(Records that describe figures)

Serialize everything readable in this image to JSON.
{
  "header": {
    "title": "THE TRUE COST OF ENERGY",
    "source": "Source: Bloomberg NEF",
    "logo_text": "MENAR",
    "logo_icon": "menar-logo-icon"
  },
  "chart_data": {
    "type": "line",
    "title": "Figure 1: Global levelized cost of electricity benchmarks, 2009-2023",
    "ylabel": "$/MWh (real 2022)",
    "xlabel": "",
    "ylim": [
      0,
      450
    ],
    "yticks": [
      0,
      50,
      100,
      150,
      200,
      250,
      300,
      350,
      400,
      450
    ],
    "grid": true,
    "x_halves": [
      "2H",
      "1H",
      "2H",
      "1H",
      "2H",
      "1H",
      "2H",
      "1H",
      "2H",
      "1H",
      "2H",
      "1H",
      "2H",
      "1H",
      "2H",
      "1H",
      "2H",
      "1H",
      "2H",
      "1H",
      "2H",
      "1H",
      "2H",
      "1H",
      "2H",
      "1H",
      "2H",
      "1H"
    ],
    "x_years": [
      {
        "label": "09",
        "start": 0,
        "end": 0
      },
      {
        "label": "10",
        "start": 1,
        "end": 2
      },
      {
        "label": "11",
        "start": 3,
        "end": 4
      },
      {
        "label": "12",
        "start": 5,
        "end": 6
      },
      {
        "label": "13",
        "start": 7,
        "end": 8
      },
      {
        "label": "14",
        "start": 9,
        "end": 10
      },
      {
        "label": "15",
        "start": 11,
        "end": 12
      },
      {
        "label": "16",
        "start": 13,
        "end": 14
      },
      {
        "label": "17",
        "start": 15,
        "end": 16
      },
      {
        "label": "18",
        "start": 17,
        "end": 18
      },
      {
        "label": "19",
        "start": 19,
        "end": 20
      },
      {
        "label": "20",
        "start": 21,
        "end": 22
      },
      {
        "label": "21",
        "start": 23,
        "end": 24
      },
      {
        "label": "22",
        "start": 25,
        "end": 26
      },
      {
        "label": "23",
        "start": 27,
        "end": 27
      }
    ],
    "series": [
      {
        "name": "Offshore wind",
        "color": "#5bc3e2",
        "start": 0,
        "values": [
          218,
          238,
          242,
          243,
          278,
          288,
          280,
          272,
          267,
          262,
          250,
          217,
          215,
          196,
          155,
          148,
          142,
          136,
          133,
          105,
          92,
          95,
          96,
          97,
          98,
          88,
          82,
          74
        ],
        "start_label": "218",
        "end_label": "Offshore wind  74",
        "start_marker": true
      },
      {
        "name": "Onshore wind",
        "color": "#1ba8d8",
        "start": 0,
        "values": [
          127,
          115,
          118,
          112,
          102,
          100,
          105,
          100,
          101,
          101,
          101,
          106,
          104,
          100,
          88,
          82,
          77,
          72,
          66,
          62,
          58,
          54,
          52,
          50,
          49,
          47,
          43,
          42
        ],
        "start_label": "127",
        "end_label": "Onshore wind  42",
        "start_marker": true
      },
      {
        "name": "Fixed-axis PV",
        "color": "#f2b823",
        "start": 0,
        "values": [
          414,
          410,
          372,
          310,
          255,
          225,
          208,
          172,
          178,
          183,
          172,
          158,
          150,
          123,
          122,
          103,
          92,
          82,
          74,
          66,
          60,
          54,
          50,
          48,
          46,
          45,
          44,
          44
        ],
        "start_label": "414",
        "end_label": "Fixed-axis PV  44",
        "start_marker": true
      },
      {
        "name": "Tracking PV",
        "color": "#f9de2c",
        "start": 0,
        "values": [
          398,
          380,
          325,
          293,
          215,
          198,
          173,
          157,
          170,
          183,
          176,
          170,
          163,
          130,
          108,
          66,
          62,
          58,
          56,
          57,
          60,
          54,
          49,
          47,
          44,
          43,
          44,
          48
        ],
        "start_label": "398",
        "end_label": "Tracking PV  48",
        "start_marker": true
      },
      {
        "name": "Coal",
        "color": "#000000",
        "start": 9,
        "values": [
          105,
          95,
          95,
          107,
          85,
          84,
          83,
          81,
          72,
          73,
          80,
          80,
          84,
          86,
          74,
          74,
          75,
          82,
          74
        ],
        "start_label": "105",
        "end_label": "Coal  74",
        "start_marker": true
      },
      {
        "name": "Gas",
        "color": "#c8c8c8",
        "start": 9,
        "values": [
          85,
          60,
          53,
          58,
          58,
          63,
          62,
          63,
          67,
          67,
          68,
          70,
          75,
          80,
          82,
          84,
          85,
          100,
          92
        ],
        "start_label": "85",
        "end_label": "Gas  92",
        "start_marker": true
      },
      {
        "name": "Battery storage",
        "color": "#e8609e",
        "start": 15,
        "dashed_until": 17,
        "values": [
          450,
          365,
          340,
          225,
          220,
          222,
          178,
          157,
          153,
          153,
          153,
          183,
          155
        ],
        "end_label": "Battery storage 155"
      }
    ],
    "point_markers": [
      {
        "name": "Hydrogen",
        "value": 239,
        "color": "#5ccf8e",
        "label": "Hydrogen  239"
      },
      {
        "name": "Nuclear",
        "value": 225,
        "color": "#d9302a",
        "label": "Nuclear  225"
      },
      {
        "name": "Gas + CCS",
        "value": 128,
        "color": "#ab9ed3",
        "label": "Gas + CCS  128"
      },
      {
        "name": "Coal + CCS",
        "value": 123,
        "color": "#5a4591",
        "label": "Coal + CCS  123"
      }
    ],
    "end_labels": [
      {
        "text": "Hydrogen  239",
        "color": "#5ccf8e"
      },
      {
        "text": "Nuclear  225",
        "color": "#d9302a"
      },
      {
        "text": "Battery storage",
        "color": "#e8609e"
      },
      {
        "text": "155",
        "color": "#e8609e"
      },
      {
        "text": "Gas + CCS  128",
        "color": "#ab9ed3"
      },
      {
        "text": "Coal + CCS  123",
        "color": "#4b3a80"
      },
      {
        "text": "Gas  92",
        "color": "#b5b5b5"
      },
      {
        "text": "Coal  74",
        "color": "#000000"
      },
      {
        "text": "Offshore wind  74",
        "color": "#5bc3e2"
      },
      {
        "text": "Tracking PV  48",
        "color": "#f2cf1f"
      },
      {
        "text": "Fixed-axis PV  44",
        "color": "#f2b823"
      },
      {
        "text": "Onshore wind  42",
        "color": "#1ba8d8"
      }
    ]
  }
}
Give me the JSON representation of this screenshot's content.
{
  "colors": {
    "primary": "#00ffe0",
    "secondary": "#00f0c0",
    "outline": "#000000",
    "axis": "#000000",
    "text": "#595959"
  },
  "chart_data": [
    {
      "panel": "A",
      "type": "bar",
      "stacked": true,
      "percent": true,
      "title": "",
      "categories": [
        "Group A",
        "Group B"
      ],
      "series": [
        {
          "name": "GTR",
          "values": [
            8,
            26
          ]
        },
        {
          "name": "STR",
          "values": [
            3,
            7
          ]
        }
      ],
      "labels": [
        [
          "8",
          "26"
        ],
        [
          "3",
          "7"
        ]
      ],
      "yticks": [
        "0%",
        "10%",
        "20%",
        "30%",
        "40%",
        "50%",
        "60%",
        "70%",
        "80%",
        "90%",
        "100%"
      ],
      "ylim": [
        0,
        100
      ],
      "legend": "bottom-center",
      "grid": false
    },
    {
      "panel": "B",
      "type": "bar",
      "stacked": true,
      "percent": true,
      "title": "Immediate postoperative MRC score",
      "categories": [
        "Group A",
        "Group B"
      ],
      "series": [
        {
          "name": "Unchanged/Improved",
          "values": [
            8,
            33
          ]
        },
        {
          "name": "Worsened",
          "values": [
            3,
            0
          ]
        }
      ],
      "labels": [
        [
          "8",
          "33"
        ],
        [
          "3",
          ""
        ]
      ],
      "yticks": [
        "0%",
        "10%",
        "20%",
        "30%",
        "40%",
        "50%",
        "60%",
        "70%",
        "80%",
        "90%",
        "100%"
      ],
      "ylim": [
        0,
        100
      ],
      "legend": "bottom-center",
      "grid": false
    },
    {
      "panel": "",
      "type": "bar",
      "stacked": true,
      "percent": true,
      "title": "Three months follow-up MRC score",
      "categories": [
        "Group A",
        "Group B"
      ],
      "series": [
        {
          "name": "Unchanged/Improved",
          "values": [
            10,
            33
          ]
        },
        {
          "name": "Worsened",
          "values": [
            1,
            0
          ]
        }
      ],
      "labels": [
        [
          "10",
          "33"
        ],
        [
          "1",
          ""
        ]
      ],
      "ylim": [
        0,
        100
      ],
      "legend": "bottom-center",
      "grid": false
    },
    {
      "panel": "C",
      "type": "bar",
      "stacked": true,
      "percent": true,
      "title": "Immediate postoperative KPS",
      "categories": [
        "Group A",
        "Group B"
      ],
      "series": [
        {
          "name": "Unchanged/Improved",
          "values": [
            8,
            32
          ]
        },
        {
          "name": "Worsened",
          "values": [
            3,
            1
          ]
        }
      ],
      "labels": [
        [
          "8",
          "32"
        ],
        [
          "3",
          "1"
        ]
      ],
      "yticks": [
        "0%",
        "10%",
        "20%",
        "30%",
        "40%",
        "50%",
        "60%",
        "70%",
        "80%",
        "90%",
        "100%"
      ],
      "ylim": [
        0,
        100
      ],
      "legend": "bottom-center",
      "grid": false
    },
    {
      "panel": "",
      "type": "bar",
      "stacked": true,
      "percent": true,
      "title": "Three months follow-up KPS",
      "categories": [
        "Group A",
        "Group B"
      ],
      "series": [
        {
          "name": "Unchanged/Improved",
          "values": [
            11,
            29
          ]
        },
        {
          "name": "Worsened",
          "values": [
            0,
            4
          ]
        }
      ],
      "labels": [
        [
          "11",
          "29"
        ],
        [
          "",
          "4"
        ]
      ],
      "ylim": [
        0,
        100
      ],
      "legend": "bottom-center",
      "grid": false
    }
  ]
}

[Given request] Select the lines from the entries that include the word "Tracking".

[Exercise response]
        "name": "Tracking PV",
        "end_label": "Tracking PV  48",
        "text": "Tracking PV  48",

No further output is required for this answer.